━━ ROWS

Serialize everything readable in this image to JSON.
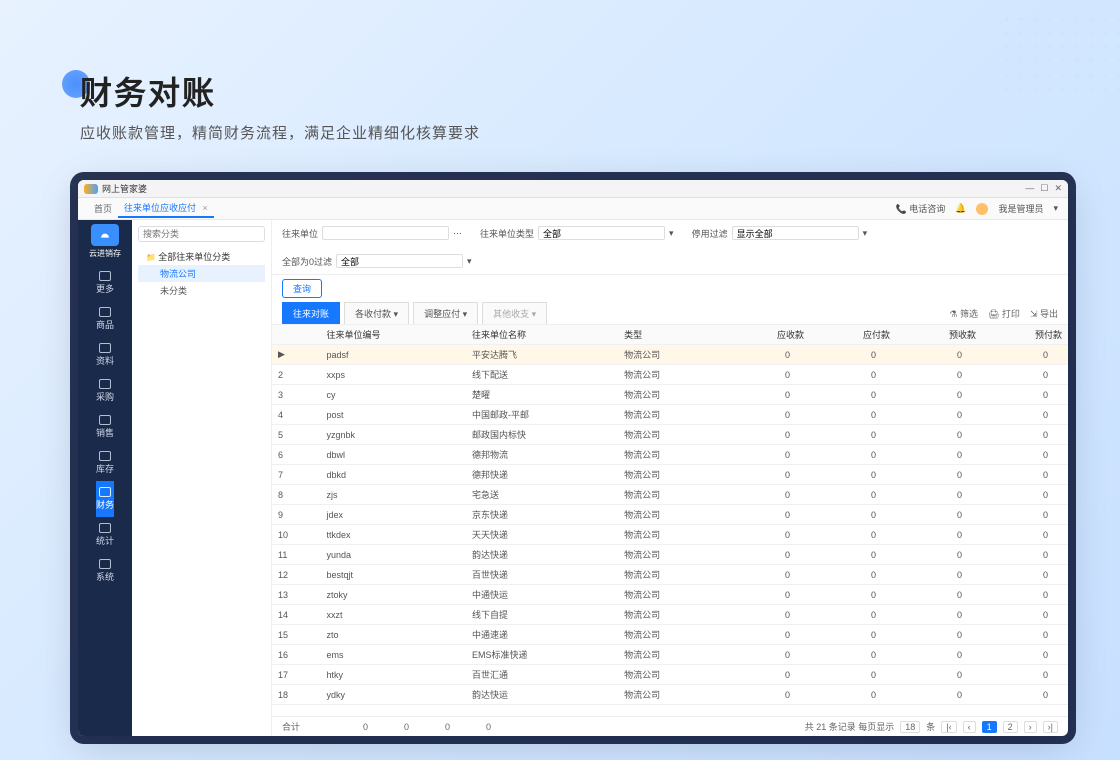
{
  "hero": {
    "title": "财务对账",
    "subtitle": "应收账款管理，精简财务流程，满足企业精细化核算要求"
  },
  "window": {
    "title": "网上管家婆",
    "tabs": {
      "home": "首页",
      "active": "往来单位应收应付"
    },
    "topRight": {
      "consult": "电话咨询",
      "user": "我是管理员"
    }
  },
  "sidebar": {
    "brand": "云进销存",
    "items": [
      {
        "label": "更多"
      },
      {
        "label": "商品"
      },
      {
        "label": "资料"
      },
      {
        "label": "采购"
      },
      {
        "label": "销售"
      },
      {
        "label": "库存"
      },
      {
        "label": "财务"
      },
      {
        "label": "统计"
      },
      {
        "label": "系统"
      }
    ],
    "activeIndex": 6
  },
  "tree": {
    "searchPlaceholder": "搜索分类",
    "root": "全部往来单位分类",
    "children": [
      "物流公司",
      "未分类"
    ]
  },
  "filters": {
    "f1": {
      "label": "往来单位",
      "value": ""
    },
    "f2": {
      "label": "往来单位类型",
      "value": "全部"
    },
    "f3": {
      "label": "停用过滤",
      "value": "显示全部"
    },
    "f4": {
      "label": "全部为0过滤",
      "value": "全部"
    },
    "queryBtn": "查询"
  },
  "subtabs": [
    "往来对账",
    "各收付款",
    "调整应付",
    "其他收支"
  ],
  "toolbar": {
    "filter": "筛选",
    "print": "打印",
    "export": "导出"
  },
  "columns": [
    "",
    "往来单位编号",
    "往来单位名称",
    "类型",
    "应收款",
    "应付款",
    "预收款",
    "预付款"
  ],
  "rows": [
    {
      "n": "▶",
      "code": "padsf",
      "name": "平安达腾飞",
      "type": "物流公司",
      "v": [
        0,
        0,
        0,
        0
      ],
      "hl": true
    },
    {
      "n": "2",
      "code": "xxps",
      "name": "线下配送",
      "type": "物流公司",
      "v": [
        0,
        0,
        0,
        0
      ]
    },
    {
      "n": "3",
      "code": "cy",
      "name": "楚曜",
      "type": "物流公司",
      "v": [
        0,
        0,
        0,
        0
      ]
    },
    {
      "n": "4",
      "code": "post",
      "name": "中国邮政-平邮",
      "type": "物流公司",
      "v": [
        0,
        0,
        0,
        0
      ]
    },
    {
      "n": "5",
      "code": "yzgnbk",
      "name": "邮政国内标快",
      "type": "物流公司",
      "v": [
        0,
        0,
        0,
        0
      ]
    },
    {
      "n": "6",
      "code": "dbwl",
      "name": "德邦物流",
      "type": "物流公司",
      "v": [
        0,
        0,
        0,
        0
      ]
    },
    {
      "n": "7",
      "code": "dbkd",
      "name": "德邦快递",
      "type": "物流公司",
      "v": [
        0,
        0,
        0,
        0
      ]
    },
    {
      "n": "8",
      "code": "zjs",
      "name": "宅急送",
      "type": "物流公司",
      "v": [
        0,
        0,
        0,
        0
      ]
    },
    {
      "n": "9",
      "code": "jdex",
      "name": "京东快递",
      "type": "物流公司",
      "v": [
        0,
        0,
        0,
        0
      ]
    },
    {
      "n": "10",
      "code": "ttkdex",
      "name": "天天快递",
      "type": "物流公司",
      "v": [
        0,
        0,
        0,
        0
      ]
    },
    {
      "n": "11",
      "code": "yunda",
      "name": "韵达快递",
      "type": "物流公司",
      "v": [
        0,
        0,
        0,
        0
      ]
    },
    {
      "n": "12",
      "code": "bestqjt",
      "name": "百世快递",
      "type": "物流公司",
      "v": [
        0,
        0,
        0,
        0
      ]
    },
    {
      "n": "13",
      "code": "ztoky",
      "name": "中通快运",
      "type": "物流公司",
      "v": [
        0,
        0,
        0,
        0
      ]
    },
    {
      "n": "14",
      "code": "xxzt",
      "name": "线下自提",
      "type": "物流公司",
      "v": [
        0,
        0,
        0,
        0
      ]
    },
    {
      "n": "15",
      "code": "zto",
      "name": "中通速递",
      "type": "物流公司",
      "v": [
        0,
        0,
        0,
        0
      ]
    },
    {
      "n": "16",
      "code": "ems",
      "name": "EMS标准快递",
      "type": "物流公司",
      "v": [
        0,
        0,
        0,
        0
      ]
    },
    {
      "n": "17",
      "code": "htky",
      "name": "百世汇通",
      "type": "物流公司",
      "v": [
        0,
        0,
        0,
        0
      ]
    },
    {
      "n": "18",
      "code": "ydky",
      "name": "韵达快运",
      "type": "物流公司",
      "v": [
        0,
        0,
        0,
        0
      ]
    }
  ],
  "sumRow": {
    "label": "合计",
    "v": [
      0,
      0,
      0,
      0
    ]
  },
  "pager": {
    "text": "共 21 条记录 每页显示",
    "size": "18",
    "pageLabel": "条",
    "pages": [
      "1",
      "2"
    ],
    "cur": 1
  }
}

━━━━

WORK TO BE COMPLETED » The entries above should be reproduced exactly, without their pictures.

SOLUTION FOR THIS PROBLEM »
Serialize everything readable in this image to JSON.
{
  "hero": {
    "title": "财务对账",
    "subtitle": "应收账款管理，精简财务流程，满足企业精细化核算要求"
  },
  "window": {
    "title": "网上管家婆",
    "tabs": {
      "home": "首页",
      "active": "往来单位应收应付"
    },
    "topRight": {
      "consult": "电话咨询",
      "user": "我是管理员"
    }
  },
  "sidebar": {
    "brand": "云进销存",
    "items": [
      {
        "label": "更多"
      },
      {
        "label": "商品"
      },
      {
        "label": "资料"
      },
      {
        "label": "采购"
      },
      {
        "label": "销售"
      },
      {
        "label": "库存"
      },
      {
        "label": "财务"
      },
      {
        "label": "统计"
      },
      {
        "label": "系统"
      }
    ],
    "activeIndex": 6
  },
  "tree": {
    "searchPlaceholder": "搜索分类",
    "root": "全部往来单位分类",
    "children": [
      "物流公司",
      "未分类"
    ]
  },
  "filters": {
    "f1": {
      "label": "往来单位",
      "value": ""
    },
    "f2": {
      "label": "往来单位类型",
      "value": "全部"
    },
    "f3": {
      "label": "停用过滤",
      "value": "显示全部"
    },
    "f4": {
      "label": "全部为0过滤",
      "value": "全部"
    },
    "queryBtn": "查询"
  },
  "subtabs": [
    "往来对账",
    "各收付款",
    "调整应付",
    "其他收支"
  ],
  "toolbar": {
    "filter": "筛选",
    "print": "打印",
    "export": "导出"
  },
  "columns": [
    "",
    "往来单位编号",
    "往来单位名称",
    "类型",
    "应收款",
    "应付款",
    "预收款",
    "预付款"
  ],
  "rows": [
    {
      "n": "▶",
      "code": "padsf",
      "name": "平安达腾飞",
      "type": "物流公司",
      "v": [
        0,
        0,
        0,
        0
      ],
      "hl": true
    },
    {
      "n": "2",
      "code": "xxps",
      "name": "线下配送",
      "type": "物流公司",
      "v": [
        0,
        0,
        0,
        0
      ]
    },
    {
      "n": "3",
      "code": "cy",
      "name": "楚曜",
      "type": "物流公司",
      "v": [
        0,
        0,
        0,
        0
      ]
    },
    {
      "n": "4",
      "code": "post",
      "name": "中国邮政-平邮",
      "type": "物流公司",
      "v": [
        0,
        0,
        0,
        0
      ]
    },
    {
      "n": "5",
      "code": "yzgnbk",
      "name": "邮政国内标快",
      "type": "物流公司",
      "v": [
        0,
        0,
        0,
        0
      ]
    },
    {
      "n": "6",
      "code": "dbwl",
      "name": "德邦物流",
      "type": "物流公司",
      "v": [
        0,
        0,
        0,
        0
      ]
    },
    {
      "n": "7",
      "code": "dbkd",
      "name": "德邦快递",
      "type": "物流公司",
      "v": [
        0,
        0,
        0,
        0
      ]
    },
    {
      "n": "8",
      "code": "zjs",
      "name": "宅急送",
      "type": "物流公司",
      "v": [
        0,
        0,
        0,
        0
      ]
    },
    {
      "n": "9",
      "code": "jdex",
      "name": "京东快递",
      "type": "物流公司",
      "v": [
        0,
        0,
        0,
        0
      ]
    },
    {
      "n": "10",
      "code": "ttkdex",
      "name": "天天快递",
      "type": "物流公司",
      "v": [
        0,
        0,
        0,
        0
      ]
    },
    {
      "n": "11",
      "code": "yunda",
      "name": "韵达快递",
      "type": "物流公司",
      "v": [
        0,
        0,
        0,
        0
      ]
    },
    {
      "n": "12",
      "code": "bestqjt",
      "name": "百世快递",
      "type": "物流公司",
      "v": [
        0,
        0,
        0,
        0
      ]
    },
    {
      "n": "13",
      "code": "ztoky",
      "name": "中通快运",
      "type": "物流公司",
      "v": [
        0,
        0,
        0,
        0
      ]
    },
    {
      "n": "14",
      "code": "xxzt",
      "name": "线下自提",
      "type": "物流公司",
      "v": [
        0,
        0,
        0,
        0
      ]
    },
    {
      "n": "15",
      "code": "zto",
      "name": "中通速递",
      "type": "物流公司",
      "v": [
        0,
        0,
        0,
        0
      ]
    },
    {
      "n": "16",
      "code": "ems",
      "name": "EMS标准快递",
      "type": "物流公司",
      "v": [
        0,
        0,
        0,
        0
      ]
    },
    {
      "n": "17",
      "code": "htky",
      "name": "百世汇通",
      "type": "物流公司",
      "v": [
        0,
        0,
        0,
        0
      ]
    },
    {
      "n": "18",
      "code": "ydky",
      "name": "韵达快运",
      "type": "物流公司",
      "v": [
        0,
        0,
        0,
        0
      ]
    }
  ],
  "sumRow": {
    "label": "合计",
    "v": [
      0,
      0,
      0,
      0
    ]
  },
  "pager": {
    "text": "共 21 条记录 每页显示",
    "size": "18",
    "pageLabel": "条",
    "pages": [
      "1",
      "2"
    ],
    "cur": 1
  }
}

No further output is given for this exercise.